▸ **SHORT PROBLEM**:
According to the passage on right-wing politics, what name was given to the original French right wing?

▸ **PAGE TEXT**:
Right-wing politics involves in varying degrees the rejection of egalitarian objectives of left-wing politics, claiming either that equality is artificial or that the imposition of social equality is detrimental to society. Right-wing ideologies and movements support social order. The original French right wing was called "the party of order" and said that France needed a strong political leader to keep order. Latin Conservatism, founded by Joseph de Maistre, is uncompromising in its belief in the need for order. Maistre, like Thomas Hobbes before him, supported absolutism as the only means of avoiding violent disorder. Maistre, who fled the French Revolution, became convinced that ultra-liberal ideas, particularly Rousseau's theory of a "general will", had led to the horrors of the French Revolution and the bloodshed of the Napoleonic Wars.

[Stored data entries]
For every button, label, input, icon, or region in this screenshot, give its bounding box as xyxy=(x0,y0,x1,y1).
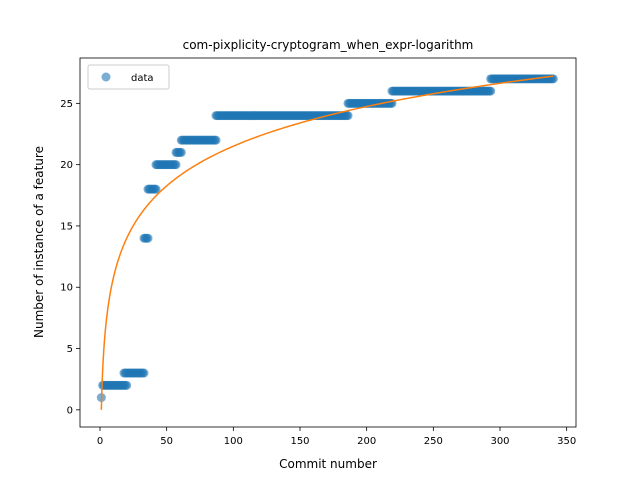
data-point xyxy=(143,233,153,243)
y-tick-label: 25 xyxy=(60,99,73,110)
y-axis-ticks: 0 5 10 15 20 25 xyxy=(60,99,80,416)
plot-clip-group xyxy=(96,74,558,410)
x-tick-label: 200 xyxy=(357,436,376,447)
data-point xyxy=(343,111,353,121)
chart-title: com-pixplicity-cryptogram_when_expr-loga… xyxy=(183,38,474,52)
data-point xyxy=(548,74,558,84)
data-point xyxy=(486,86,496,96)
x-tick-label: 100 xyxy=(224,436,243,447)
legend-box xyxy=(87,64,170,90)
x-axis-ticks: 0 50 100 150 200 250 300 350 xyxy=(97,427,576,447)
x-tick-label: 250 xyxy=(424,436,443,447)
data-point xyxy=(122,380,132,390)
y-tick-label: 20 xyxy=(60,160,73,171)
x-tick-label: 350 xyxy=(557,436,576,447)
y-tick-label: 0 xyxy=(67,405,73,416)
data-point xyxy=(176,147,186,157)
y-tick-label: 5 xyxy=(67,344,73,355)
plot-frame xyxy=(79,57,577,428)
y-tick-label: 15 xyxy=(60,221,73,232)
scatter-points xyxy=(96,74,558,403)
x-tick-label: 150 xyxy=(290,436,309,447)
data-point xyxy=(139,368,149,378)
legend-marker xyxy=(101,72,111,82)
x-axis-label: Commit number xyxy=(279,457,377,471)
x-tick-label: 300 xyxy=(490,436,509,447)
legend: data xyxy=(87,64,170,90)
data-point xyxy=(171,160,181,170)
x-tick-label: 50 xyxy=(160,436,173,447)
y-tick-label: 10 xyxy=(60,283,73,294)
data-point xyxy=(211,135,221,145)
y-axis-label: Number of instance of a feature xyxy=(32,146,46,338)
x-tick-label: 0 xyxy=(97,436,103,447)
data-point xyxy=(151,184,161,194)
fit-line xyxy=(100,75,554,410)
legend-label: data xyxy=(131,73,154,84)
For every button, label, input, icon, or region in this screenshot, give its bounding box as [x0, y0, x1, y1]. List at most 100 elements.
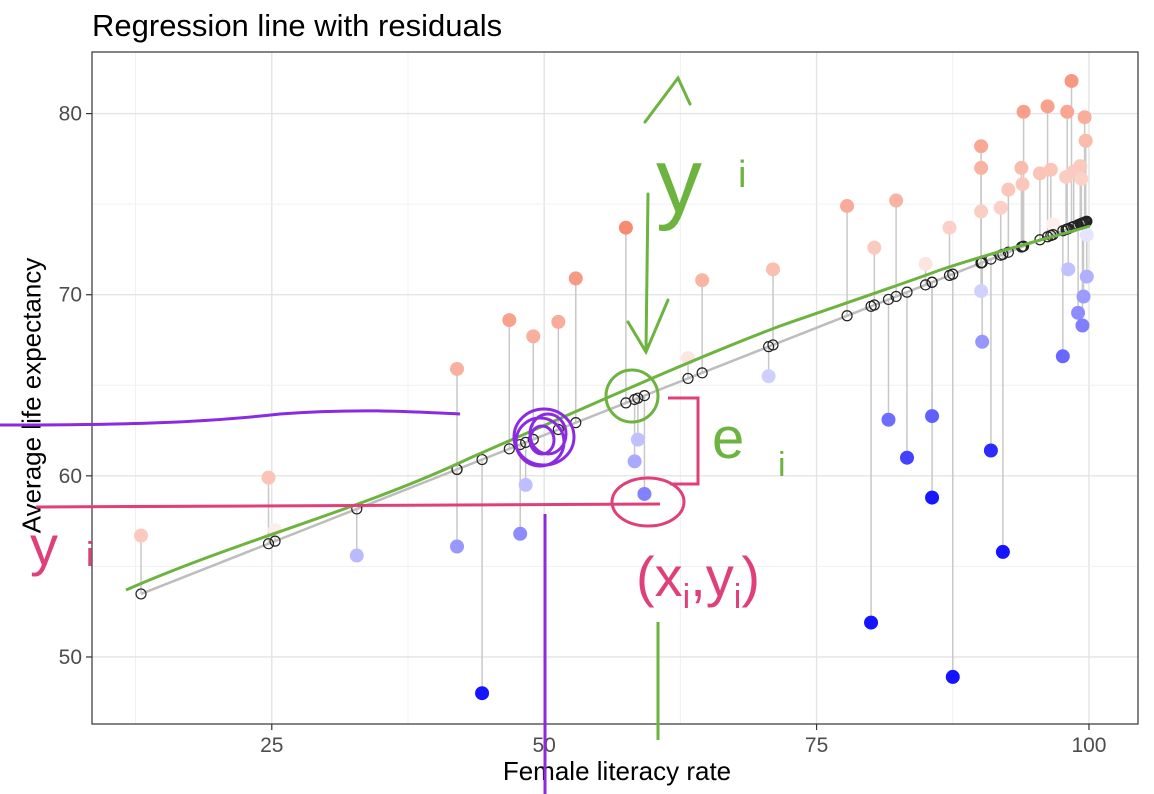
fitted-point [638, 390, 651, 402]
data-point [1079, 269, 1094, 284]
fitted-point [262, 538, 275, 550]
data-point [450, 361, 465, 376]
y-tick-label: 50 [59, 646, 82, 669]
fitted-point [947, 268, 959, 280]
data-point [1014, 160, 1029, 175]
data-point [1055, 349, 1070, 364]
data-point [974, 160, 989, 175]
data-point [1078, 133, 1093, 148]
handwritten-annotations: y i e i (xi,yi) y i [0, 75, 1091, 794]
regression-line [140, 219, 1089, 596]
data-point [1073, 159, 1088, 174]
x-tick-label: 25 [260, 734, 283, 757]
data-point [925, 409, 940, 424]
pink-circle [610, 476, 686, 528]
data-point [942, 220, 957, 235]
annotation-yi: y [656, 130, 702, 232]
x-tick-label: 100 [1071, 734, 1106, 757]
fitted-point [926, 276, 938, 288]
data-point [1040, 99, 1055, 114]
fitted-point [476, 453, 488, 466]
fitted-point [868, 299, 880, 311]
data-point [881, 412, 896, 427]
annotation-yi-sub: i [738, 154, 746, 196]
data-point [864, 615, 879, 630]
y-tick-label: 70 [59, 284, 82, 307]
data-point [1016, 104, 1031, 119]
fitted-point [841, 310, 853, 322]
data-point [900, 450, 915, 465]
fitted-point [269, 535, 281, 547]
data-point [630, 432, 645, 447]
pink-horizontal [35, 502, 661, 509]
data-point [134, 528, 149, 543]
data-point [975, 334, 990, 349]
green-arrow-shaft [626, 192, 670, 356]
data-point [1032, 166, 1047, 181]
annotation-xy: (xi,yi) [636, 545, 760, 616]
data-point [1046, 217, 1061, 232]
y-tick-label: 80 [59, 103, 82, 126]
data-point [1079, 227, 1094, 242]
chart-title: Regression line with residuals [92, 8, 503, 43]
data-point [513, 526, 528, 541]
data-point [867, 240, 882, 255]
data-point [518, 477, 533, 492]
fitted-point [503, 443, 515, 455]
residual-segments [140, 80, 1088, 694]
data-point [1015, 177, 1030, 192]
data-point [993, 200, 1008, 215]
data-point [1074, 171, 1089, 186]
data-point [627, 454, 642, 469]
fitted-point [882, 293, 895, 306]
data-point [1071, 305, 1086, 320]
y-ticks: 50 60 70 80 [59, 103, 92, 669]
data-point [568, 271, 583, 286]
x-tick-label: 75 [805, 734, 828, 757]
data-point [1064, 73, 1079, 88]
data-point [1043, 162, 1058, 177]
fitted-point [135, 588, 147, 600]
data-point [974, 139, 989, 154]
x-axis-label: Female literacy rate [502, 756, 732, 786]
data-point [889, 193, 904, 208]
data-point [945, 669, 960, 684]
data-point [761, 369, 776, 384]
annotation-ei: e [712, 406, 744, 471]
data-point [502, 313, 517, 328]
annotation-y1-sub: i [86, 536, 94, 574]
panel-border [91, 51, 1139, 725]
pink-bracket [668, 396, 700, 486]
data-point [450, 539, 465, 554]
data-point [551, 314, 566, 329]
fitted-point [901, 286, 913, 298]
data-point [925, 490, 940, 505]
data-point [974, 204, 989, 219]
fitted-point [890, 290, 902, 303]
fitted-point [1002, 246, 1014, 258]
data-point [1061, 262, 1076, 277]
fitted-point [682, 372, 694, 385]
data-point [618, 220, 633, 235]
purple-horizontal [0, 409, 461, 427]
data-point [1075, 318, 1090, 333]
annotation-ei-sub: i [778, 446, 786, 484]
data-point [1001, 182, 1016, 197]
data-point [1060, 104, 1075, 119]
data-point [637, 486, 652, 501]
data-point [995, 544, 1010, 559]
data-point [1077, 110, 1092, 125]
points [134, 73, 1094, 701]
data-point [1076, 289, 1091, 304]
data-point [695, 273, 710, 288]
fitted-point [696, 367, 708, 379]
green-circle [604, 368, 660, 424]
data-point [918, 256, 933, 271]
data-point [840, 198, 855, 213]
data-point [765, 262, 780, 277]
fitted-point [632, 392, 644, 404]
fitted-point [767, 339, 779, 351]
data-point [349, 548, 364, 563]
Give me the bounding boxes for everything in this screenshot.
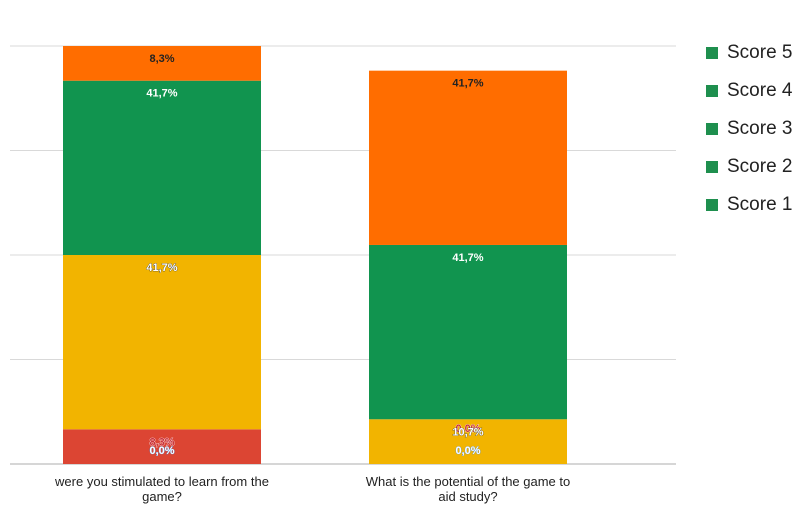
x-tick-label: were you stimulated to learn from the: [54, 474, 269, 489]
x-tick-label: What is the potential of the game to: [366, 474, 571, 489]
legend-label: Score 4: [727, 80, 793, 101]
legend-item-score-1: Score 1: [706, 194, 792, 216]
data-label: 8,3%: [149, 53, 174, 65]
bar-segment-score-4: [369, 244, 567, 420]
data-label: 41,7%: [146, 88, 177, 100]
data-label: 41,7%: [452, 252, 483, 264]
legend-item-score-4: Score 4: [706, 80, 792, 102]
bar-segment-score-3: [369, 419, 567, 464]
x-tick-label: game?: [142, 489, 182, 504]
legend-swatch: [706, 85, 718, 97]
legend-item-score-2: Score 2: [706, 156, 792, 178]
legend-label: Score 1: [727, 194, 793, 215]
bar-segment-score-5: [63, 46, 261, 81]
legend-label: Score 3: [727, 118, 793, 139]
data-label: 41,7%: [452, 78, 483, 90]
data-label: 0,0%: [455, 423, 480, 435]
bar-segment-score-4: [63, 80, 261, 255]
legend: Score 5 Score 4 Score 3 Score 2 Score 1: [706, 42, 792, 216]
legend-swatch: [706, 161, 718, 173]
bar-segment-score-3: [63, 255, 261, 430]
legend-swatch: [706, 123, 718, 135]
data-label: 8,3%: [149, 436, 174, 448]
bar-segment-score-2: [63, 429, 261, 464]
bar-segment-score-5: [369, 70, 567, 245]
legend-item-score-5: Score 5: [706, 42, 792, 64]
data-label: 0,0%: [149, 445, 174, 457]
data-label: 10,7%: [452, 426, 483, 438]
data-label: 0,0%: [455, 445, 480, 457]
legend-swatch: [706, 47, 718, 59]
legend-label: Score 2: [727, 156, 793, 177]
legend-item-score-3: Score 3: [706, 118, 792, 140]
x-tick-label: aid study?: [438, 489, 497, 504]
legend-swatch: [706, 199, 718, 211]
data-label: 41,7%: [146, 262, 177, 274]
legend-label: Score 5: [727, 42, 793, 63]
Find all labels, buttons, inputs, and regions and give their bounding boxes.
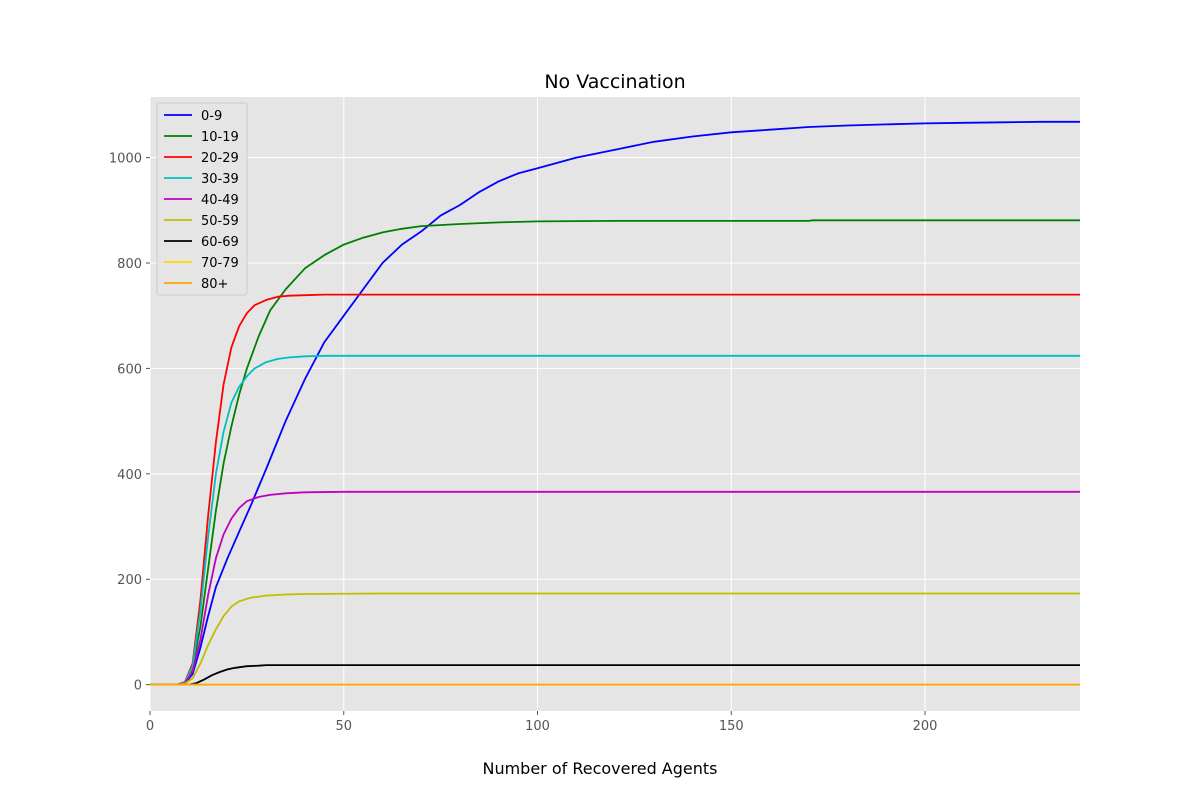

▸ **SOLUTION BELOW**:
It was called "the party of order."